Stated problem: Omit all images, then return the remaining material exactly as it stands.

Supplied material:
----------
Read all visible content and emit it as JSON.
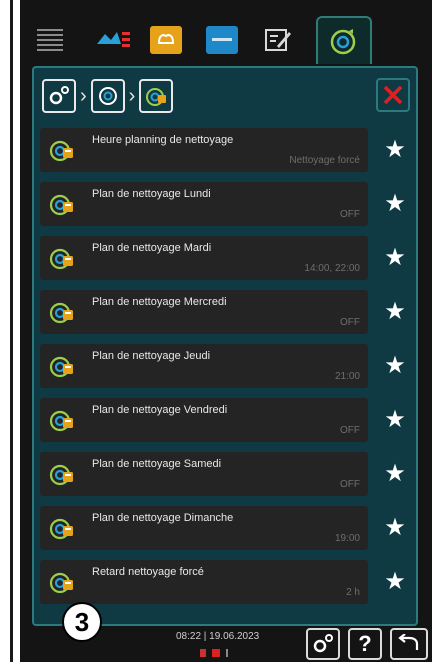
{
  "rows": [
    {
      "label": "Heure planning de nettoyage",
      "value": "Nettoyage forcé"
    },
    {
      "label": "Plan de nettoyage Lundi",
      "value": "OFF"
    },
    {
      "label": "Plan de nettoyage Mardi",
      "value": "14:00, 22:00"
    },
    {
      "label": "Plan de nettoyage Mercredi",
      "value": "OFF"
    },
    {
      "label": "Plan de nettoyage Jeudi",
      "value": "21:00"
    },
    {
      "label": "Plan de nettoyage Vendredi",
      "value": "OFF"
    },
    {
      "label": "Plan de nettoyage Samedi",
      "value": "OFF"
    },
    {
      "label": "Plan de nettoyage Dimanche",
      "value": "19:00"
    },
    {
      "label": "Retard nettoyage forcé",
      "value": "2 h"
    }
  ],
  "footer": {
    "datetime": "08:22 | 19.06.2023",
    "step_badge": "3",
    "help_label": "?"
  },
  "colors": {
    "panel_bg": "#0f3a43",
    "accent": "#2b7a80",
    "close_red": "#e02020",
    "row_bg": "#242424"
  },
  "icons": {
    "tabs": [
      "menu-icon",
      "people-icon",
      "oven-icon",
      "tray-icon",
      "edit-icon",
      "cleaning-schedule-icon"
    ],
    "breadcrumb": [
      "settings-icon",
      "cleaning-icon",
      "cleaning-schedule-icon"
    ],
    "rows": "cleaning-schedule-icon",
    "footer": [
      "settings-icon",
      "help-icon",
      "back-icon"
    ]
  }
}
----------
Full response:
Read all visible content and emit it as JSON.
{
  "rows": [
    {
      "label": "Heure planning de nettoyage",
      "value": "Nettoyage forcé"
    },
    {
      "label": "Plan de nettoyage Lundi",
      "value": "OFF"
    },
    {
      "label": "Plan de nettoyage Mardi",
      "value": "14:00, 22:00"
    },
    {
      "label": "Plan de nettoyage Mercredi",
      "value": "OFF"
    },
    {
      "label": "Plan de nettoyage Jeudi",
      "value": "21:00"
    },
    {
      "label": "Plan de nettoyage Vendredi",
      "value": "OFF"
    },
    {
      "label": "Plan de nettoyage Samedi",
      "value": "OFF"
    },
    {
      "label": "Plan de nettoyage Dimanche",
      "value": "19:00"
    },
    {
      "label": "Retard nettoyage forcé",
      "value": "2 h"
    }
  ],
  "footer": {
    "datetime": "08:22 | 19.06.2023",
    "step_badge": "3",
    "help_label": "?"
  },
  "colors": {
    "panel_bg": "#0f3a43",
    "accent": "#2b7a80",
    "close_red": "#e02020",
    "row_bg": "#242424"
  },
  "icons": {
    "tabs": [
      "menu-icon",
      "people-icon",
      "oven-icon",
      "tray-icon",
      "edit-icon",
      "cleaning-schedule-icon"
    ],
    "breadcrumb": [
      "settings-icon",
      "cleaning-icon",
      "cleaning-schedule-icon"
    ],
    "rows": "cleaning-schedule-icon",
    "footer": [
      "settings-icon",
      "help-icon",
      "back-icon"
    ]
  }
}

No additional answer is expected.